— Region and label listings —
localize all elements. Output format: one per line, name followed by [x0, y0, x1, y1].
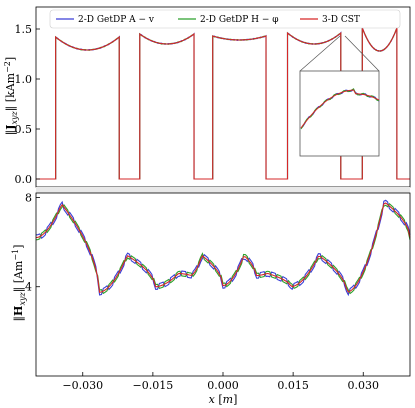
legend-frame [49, 9, 401, 29]
top-series-lines [36, 27, 410, 180]
panel-separator [36, 187, 410, 193]
bottom-y-axis-label: ‖Hxyz‖ [Am−1] [11, 245, 27, 322]
bottom-y-ticks: 48 [25, 191, 40, 294]
x-tick-label: −0.015 [133, 379, 174, 392]
top-panel: 0.0 0.5 1.0 1.5 ‖Jxyz‖ [kAm−2] 2-D GetDP A … [3, 6, 411, 188]
inset-series-line [300, 89, 380, 129]
bottom-series-line [35, 202, 411, 295]
inset-connector-line [299, 35, 341, 72]
top-y-ticks: 0.0 0.5 1.0 1.5 [15, 23, 40, 186]
y-tick-label: 0.5 [15, 123, 33, 136]
top-y-axis-label: ‖Jxyz‖ [kAm−2] [3, 57, 19, 135]
y-tick-label: 1.5 [15, 23, 33, 36]
y-tick-label: 8 [25, 191, 32, 204]
legend-entry-label: 2-D GetDP H − φ [200, 15, 279, 25]
inset-connector-line [344, 35, 380, 72]
bottom-series-lines [35, 199, 411, 297]
x-tick-label: 0.000 [207, 379, 239, 392]
y-tick-label: 0.0 [15, 173, 33, 186]
y-tick-label: 1.0 [15, 73, 33, 86]
y-tick-label: 4 [25, 281, 32, 294]
x-tick-label: 0.030 [348, 379, 380, 392]
x-axis-label: x [m] [209, 393, 238, 406]
bottom-series-line [35, 202, 411, 293]
bottom-series-line [35, 199, 411, 297]
bottom-x-ticks: −0.030 −0.015 0.000 0.015 0.030 [62, 372, 379, 392]
legend-entry-label: 3-D CST [322, 15, 360, 25]
zoom-inset [299, 35, 380, 157]
top-series-line [36, 27, 410, 180]
x-tick-label: 0.015 [277, 379, 309, 392]
inset-frame [299, 70, 380, 157]
x-tick-label: −0.030 [62, 379, 103, 392]
legend: 2-D GetDP A − v 2-D GetDP H − φ 3-D CST [49, 9, 401, 29]
legend-entry-label: 2-D GetDP A − v [78, 15, 155, 25]
bottom-panel: 48 −0.030 −0.015 0.000 0.015 0.030 ‖Hxyz‖ [A… [11, 191, 411, 406]
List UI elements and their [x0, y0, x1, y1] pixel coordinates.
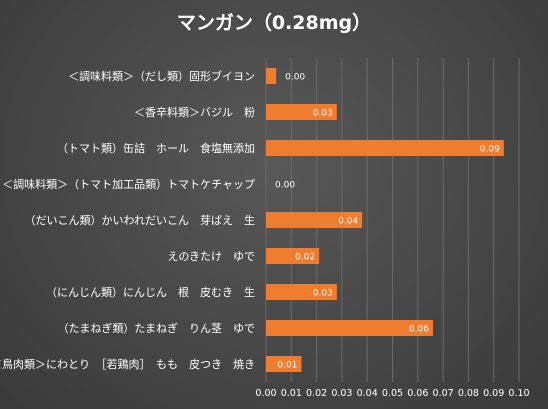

— WHAT YOU WILL DO —
Reproduce every record above word for word, without the pictures.

— SOLUTION TO THIS TASK —
localize all elements. Output format: one per line, name followed by [x0, y0, x1, y1].
legend-frame [49, 9, 401, 29]
top-series-lines [36, 27, 410, 180]
panel-separator [36, 187, 410, 193]
bottom-y-axis-label: ‖Hxyz‖ [Am−1] [11, 245, 27, 322]
bottom-y-ticks: 48 [25, 191, 40, 294]
x-tick-label: −0.015 [133, 379, 174, 392]
top-panel: 0.0 0.5 1.0 1.5 ‖Jxyz‖ [kAm−2] 2-D GetDP A … [3, 6, 411, 188]
inset-series-line [300, 89, 380, 129]
bottom-series-line [35, 202, 411, 295]
inset-connector-line [299, 35, 341, 72]
top-y-ticks: 0.0 0.5 1.0 1.5 [15, 23, 40, 186]
y-tick-label: 0.5 [15, 123, 33, 136]
top-y-axis-label: ‖Jxyz‖ [kAm−2] [3, 57, 19, 135]
y-tick-label: 1.5 [15, 23, 33, 36]
y-tick-label: 8 [25, 191, 32, 204]
legend-entry-label: 2-D GetDP H − φ [200, 15, 279, 25]
inset-connector-line [344, 35, 380, 72]
bottom-series-lines [35, 199, 411, 297]
x-tick-label: 0.000 [207, 379, 239, 392]
y-tick-label: 0.0 [15, 173, 33, 186]
y-tick-label: 1.0 [15, 73, 33, 86]
y-tick-label: 4 [25, 281, 32, 294]
x-tick-label: 0.030 [348, 379, 380, 392]
x-axis-label: x [m] [209, 393, 238, 406]
bottom-series-line [35, 202, 411, 293]
bottom-series-line [35, 199, 411, 297]
bottom-x-ticks: −0.030 −0.015 0.000 0.015 0.030 [62, 372, 379, 392]
legend-entry-label: 3-D CST [322, 15, 360, 25]
zoom-inset [299, 35, 380, 157]
top-series-line [36, 27, 410, 180]
x-tick-label: 0.015 [277, 379, 309, 392]
inset-frame [299, 70, 380, 157]
x-tick-label: −0.030 [62, 379, 103, 392]
legend: 2-D GetDP A − v 2-D GetDP H − φ 3-D CST [49, 9, 401, 29]
legend-entry-label: 2-D GetDP A − v [78, 15, 155, 25]
bottom-panel: 48 −0.030 −0.015 0.000 0.015 0.030 ‖Hxyz‖ [A… [11, 191, 411, 406]
List UI elements and their [x0, y0, x1, y1] pixel coordinates.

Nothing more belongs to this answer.